◆ **EXERCISE PROMPT**: Copy all of the records below verbatim.

◆ **Items from a dataset**:
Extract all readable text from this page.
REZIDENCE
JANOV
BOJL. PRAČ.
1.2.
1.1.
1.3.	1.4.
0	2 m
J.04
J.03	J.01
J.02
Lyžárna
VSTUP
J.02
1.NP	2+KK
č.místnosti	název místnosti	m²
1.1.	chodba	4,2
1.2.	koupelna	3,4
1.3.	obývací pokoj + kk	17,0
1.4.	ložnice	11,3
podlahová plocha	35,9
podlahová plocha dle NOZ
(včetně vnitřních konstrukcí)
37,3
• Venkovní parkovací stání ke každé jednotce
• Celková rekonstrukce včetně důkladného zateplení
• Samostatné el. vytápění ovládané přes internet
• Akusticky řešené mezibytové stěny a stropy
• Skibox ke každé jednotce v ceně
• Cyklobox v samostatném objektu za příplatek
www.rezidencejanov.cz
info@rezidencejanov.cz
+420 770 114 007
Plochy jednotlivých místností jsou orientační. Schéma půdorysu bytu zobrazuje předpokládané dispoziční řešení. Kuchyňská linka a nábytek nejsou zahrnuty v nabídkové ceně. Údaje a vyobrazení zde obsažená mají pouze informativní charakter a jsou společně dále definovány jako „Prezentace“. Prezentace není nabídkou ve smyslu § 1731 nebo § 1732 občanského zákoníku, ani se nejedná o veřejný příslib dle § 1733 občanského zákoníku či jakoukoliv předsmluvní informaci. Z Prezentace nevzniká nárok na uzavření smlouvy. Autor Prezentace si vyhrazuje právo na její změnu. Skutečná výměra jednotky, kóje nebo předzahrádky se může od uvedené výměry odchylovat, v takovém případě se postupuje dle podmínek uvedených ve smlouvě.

◆ **FINAL ANSWER**:
Extract all readable text from this page.
REZIDENCE
JANOV
BOJL. PRAČ.
1.2.
1.1.
1.3.	1.4.
0	2 m
J.04
J.03	J.01
J.02
Lyžárna
VSTUP
J.02
1.NP	2+KK
č.místnosti	název místnosti	m²
1.1.	chodba	4,2
1.2.	koupelna	3,4
1.3.	obývací pokoj + kk	17,0
1.4.	ložnice	11,3
podlahová plocha	35,9
podlahová plocha dle NOZ
(včetně vnitřních konstrukcí)
37,3
• Venkovní parkovací stání ke každé jednotce
• Celková rekonstrukce včetně důkladného zateplení
• Samostatné el. vytápění ovládané přes internet
• Akusticky řešené mezibytové stěny a stropy
• Skibox ke každé jednotce v ceně
• Cyklobox v samostatném objektu za příplatek
www.rezidencejanov.cz
info@rezidencejanov.cz
+420 770 114 007
Plochy jednotlivých místností jsou orientační. Schéma půdorysu bytu zobrazuje předpokládané dispoziční řešení. Kuchyňská linka a nábytek nejsou zahrnuty v nabídkové ceně. Údaje a vyobrazení zde obsažená mají pouze informativní charakter a jsou společně dále definovány jako „Prezentace“. Prezentace není nabídkou ve smyslu § 1731 nebo § 1732 občanského zákoníku, ani se nejedná o veřejný příslib dle § 1733 občanského zákoníku či jakoukoliv předsmluvní informaci. Z Prezentace nevzniká nárok na uzavření smlouvy. Autor Prezentace si vyhrazuje právo na její změnu. Skutečná výměra jednotky, kóje nebo předzahrádky se může od uvedené výměry odchylovat, v takovém případě se postupuje dle podmínek uvedených ve smlouvě.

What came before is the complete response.